EXERCISE GOAL
Your task is to give the data again, exactly, with every line intact.
------ RECORDS FOR PROCESSING ------
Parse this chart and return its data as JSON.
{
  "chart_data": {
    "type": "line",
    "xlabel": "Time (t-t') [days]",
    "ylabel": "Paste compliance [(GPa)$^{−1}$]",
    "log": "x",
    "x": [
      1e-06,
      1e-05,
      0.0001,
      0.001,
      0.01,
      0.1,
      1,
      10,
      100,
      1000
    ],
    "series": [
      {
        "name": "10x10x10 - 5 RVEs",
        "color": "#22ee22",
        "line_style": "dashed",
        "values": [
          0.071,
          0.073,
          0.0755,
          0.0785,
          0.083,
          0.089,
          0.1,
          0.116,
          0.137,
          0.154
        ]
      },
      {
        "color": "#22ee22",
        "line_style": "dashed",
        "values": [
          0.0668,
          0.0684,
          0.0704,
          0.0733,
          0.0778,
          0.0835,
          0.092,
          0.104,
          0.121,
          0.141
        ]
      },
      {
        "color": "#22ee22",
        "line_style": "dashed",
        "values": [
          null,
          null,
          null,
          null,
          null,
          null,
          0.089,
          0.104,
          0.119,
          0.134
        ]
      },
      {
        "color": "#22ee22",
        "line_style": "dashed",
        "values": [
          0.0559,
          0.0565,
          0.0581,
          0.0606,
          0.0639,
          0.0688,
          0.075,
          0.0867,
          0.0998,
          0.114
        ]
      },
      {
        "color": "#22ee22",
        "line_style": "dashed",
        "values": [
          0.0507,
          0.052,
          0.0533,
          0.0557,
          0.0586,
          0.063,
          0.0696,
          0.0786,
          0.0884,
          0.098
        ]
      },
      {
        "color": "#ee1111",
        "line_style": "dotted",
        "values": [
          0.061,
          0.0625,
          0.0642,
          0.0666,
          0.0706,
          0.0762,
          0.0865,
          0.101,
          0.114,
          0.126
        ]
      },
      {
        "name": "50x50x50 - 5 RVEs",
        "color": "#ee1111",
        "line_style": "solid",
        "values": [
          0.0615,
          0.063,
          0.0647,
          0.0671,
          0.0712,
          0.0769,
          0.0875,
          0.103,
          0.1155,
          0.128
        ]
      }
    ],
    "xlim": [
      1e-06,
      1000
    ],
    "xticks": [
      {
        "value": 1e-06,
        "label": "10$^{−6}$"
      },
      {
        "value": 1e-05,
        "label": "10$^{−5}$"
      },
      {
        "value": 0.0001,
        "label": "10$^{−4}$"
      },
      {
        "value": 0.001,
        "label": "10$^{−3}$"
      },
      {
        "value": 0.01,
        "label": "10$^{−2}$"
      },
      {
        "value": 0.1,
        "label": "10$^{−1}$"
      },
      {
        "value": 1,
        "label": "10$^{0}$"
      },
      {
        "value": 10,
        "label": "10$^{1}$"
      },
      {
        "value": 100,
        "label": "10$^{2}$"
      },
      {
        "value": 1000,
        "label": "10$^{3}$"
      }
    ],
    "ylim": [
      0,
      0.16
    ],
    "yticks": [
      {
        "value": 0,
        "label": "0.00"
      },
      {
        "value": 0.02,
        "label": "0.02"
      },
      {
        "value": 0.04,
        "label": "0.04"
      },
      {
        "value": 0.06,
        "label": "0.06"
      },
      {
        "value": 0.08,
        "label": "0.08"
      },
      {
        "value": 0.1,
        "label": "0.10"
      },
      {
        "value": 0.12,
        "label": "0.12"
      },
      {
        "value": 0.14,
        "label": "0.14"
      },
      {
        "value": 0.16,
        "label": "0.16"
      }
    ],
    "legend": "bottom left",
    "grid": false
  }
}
------
THE ANSWER
Parse this chart and return its data as JSON.
{
  "chart_data": {
    "type": "line",
    "xlabel": "Time (t-t') [days]",
    "ylabel": "Paste compliance [(GPa)$^{−1}$]",
    "log": "x",
    "x": [
      1e-06,
      1e-05,
      0.0001,
      0.001,
      0.01,
      0.1,
      1,
      10,
      100,
      1000
    ],
    "series": [
      {
        "name": "10x10x10 - 5 RVEs",
        "color": "#22ee22",
        "line_style": "dashed",
        "values": [
          0.071,
          0.073,
          0.0755,
          0.0785,
          0.083,
          0.089,
          0.1,
          0.116,
          0.137,
          0.154
        ]
      },
      {
        "color": "#22ee22",
        "line_style": "dashed",
        "values": [
          0.0668,
          0.0684,
          0.0704,
          0.0733,
          0.0778,
          0.0835,
          0.092,
          0.104,
          0.121,
          0.141
        ]
      },
      {
        "color": "#22ee22",
        "line_style": "dashed",
        "values": [
          null,
          null,
          null,
          null,
          null,
          null,
          0.089,
          0.104,
          0.119,
          0.134
        ]
      },
      {
        "color": "#22ee22",
        "line_style": "dashed",
        "values": [
          0.0559,
          0.0565,
          0.0581,
          0.0606,
          0.0639,
          0.0688,
          0.075,
          0.0867,
          0.0998,
          0.114
        ]
      },
      {
        "color": "#22ee22",
        "line_style": "dashed",
        "values": [
          0.0507,
          0.052,
          0.0533,
          0.0557,
          0.0586,
          0.063,
          0.0696,
          0.0786,
          0.0884,
          0.098
        ]
      },
      {
        "color": "#ee1111",
        "line_style": "dotted",
        "values": [
          0.061,
          0.0625,
          0.0642,
          0.0666,
          0.0706,
          0.0762,
          0.0865,
          0.101,
          0.114,
          0.126
        ]
      },
      {
        "name": "50x50x50 - 5 RVEs",
        "color": "#ee1111",
        "line_style": "solid",
        "values": [
          0.0615,
          0.063,
          0.0647,
          0.0671,
          0.0712,
          0.0769,
          0.0875,
          0.103,
          0.1155,
          0.128
        ]
      }
    ],
    "xlim": [
      1e-06,
      1000
    ],
    "xticks": [
      {
        "value": 1e-06,
        "label": "10$^{−6}$"
      },
      {
        "value": 1e-05,
        "label": "10$^{−5}$"
      },
      {
        "value": 0.0001,
        "label": "10$^{−4}$"
      },
      {
        "value": 0.001,
        "label": "10$^{−3}$"
      },
      {
        "value": 0.01,
        "label": "10$^{−2}$"
      },
      {
        "value": 0.1,
        "label": "10$^{−1}$"
      },
      {
        "value": 1,
        "label": "10$^{0}$"
      },
      {
        "value": 10,
        "label": "10$^{1}$"
      },
      {
        "value": 100,
        "label": "10$^{2}$"
      },
      {
        "value": 1000,
        "label": "10$^{3}$"
      }
    ],
    "ylim": [
      0,
      0.16
    ],
    "yticks": [
      {
        "value": 0,
        "label": "0.00"
      },
      {
        "value": 0.02,
        "label": "0.02"
      },
      {
        "value": 0.04,
        "label": "0.04"
      },
      {
        "value": 0.06,
        "label": "0.06"
      },
      {
        "value": 0.08,
        "label": "0.08"
      },
      {
        "value": 0.1,
        "label": "0.10"
      },
      {
        "value": 0.12,
        "label": "0.12"
      },
      {
        "value": 0.14,
        "label": "0.14"
      },
      {
        "value": 0.16,
        "label": "0.16"
      }
    ],
    "legend": "bottom left",
    "grid": false
  }
}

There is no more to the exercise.